═════ TESTO DA LEGGERE

In settimana è più facile tenere sotto controllo spazio e tempo. Salvo malanni, scioperi dei bidelli, treni in ritardo e altre calamità naturali, tra le 9 e le 15.30 sono un’onesta impiegata che contribuisce col suo mezzo talento al PIL del Paese. Ok, ok, il pensiero ogni tanto corre al volantino delle offerte e alle manate sui vetri, ma telefono e pc hanno la meglio sulle mie ansie domestiche.

Nel weekend invece è un disastro.
Tutti gli arretrati della settimana
+ le cose che si fanno sempre e comunque
+ le cose che vorresti tanto fare ma in settimana non puoi
+ le cose tipiche da weekend
+ i parenti e gli amici che non vediamo dallo scorso Natale
ti guardano sconsolati come il filtro della lavatrice.
Da spalmare in 48 ore togliendo le ore di sonno che ti illudevi aumentassero.

══════════
═════ RIGHE SALVATE

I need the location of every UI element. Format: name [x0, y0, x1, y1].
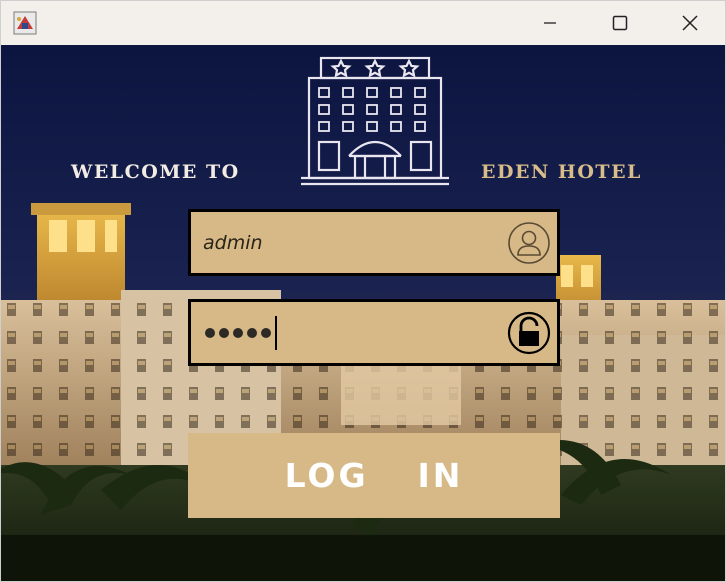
password-dot: [261, 328, 271, 338]
login-button-label: LOG IN: [284, 456, 464, 495]
login-window: WELCOME TO EDEN HOTEL admin LOG IN: [0, 0, 726, 582]
password-dot: [247, 328, 257, 338]
maximize-button[interactable]: [585, 1, 655, 45]
maximize-icon: [612, 15, 628, 31]
password-dot: [233, 328, 243, 338]
user-icon: [508, 222, 550, 264]
hotel-name-text: EDEN HOTEL: [481, 161, 642, 183]
login-button[interactable]: LOG IN: [188, 433, 560, 518]
username-field[interactable]: [188, 209, 560, 276]
app-logo-icon: [13, 11, 37, 35]
close-button[interactable]: [655, 1, 725, 45]
hotel-building-icon: [301, 56, 449, 186]
minimize-icon: [544, 22, 556, 24]
close-icon: [682, 15, 698, 31]
welcome-text: WELCOME TO: [71, 161, 240, 183]
password-field[interactable]: [188, 299, 560, 366]
username-input[interactable]: [203, 212, 503, 273]
lock-icon: [507, 311, 551, 355]
text-caret: [275, 316, 277, 350]
password-dot: [205, 328, 215, 338]
minimize-button[interactable]: [515, 1, 585, 45]
password-dot: [219, 328, 229, 338]
password-mask[interactable]: [205, 316, 277, 350]
title-bar[interactable]: [1, 1, 725, 45]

══════════

▸ **COSA FARAI**
1. Nel testo sul weekend, in quale fascia oraria lavora chi scrive nei giorni feriali?
2. Traduci in inglese questa frase del testo sul weekend: "Nel weekend invece è un disastro."
3. Per ciascuna affermazione, indica se è in accordo con il testo sul weekend: (a) Nei giorni feriali è più semplice gestire spazio e tempo. (b) Tutte le cose da fare vanno distribuite in 72 ore. (c) Al lavoro, telefono e pc prevalgono sulle preoccupazioni di casa.

▸ **RISPOSTE**
1. Tra le 9 e le 15.30.

2. On the weekend, however, it's a disaster.

3.
(a) Sì: "In settimana è più facile tenere sotto controllo spazio e tempo."
(b) No: "Da spalmare in 48 ore"
(c) Sì: "telefono e pc hanno la meglio sulle mie ansie domestiche"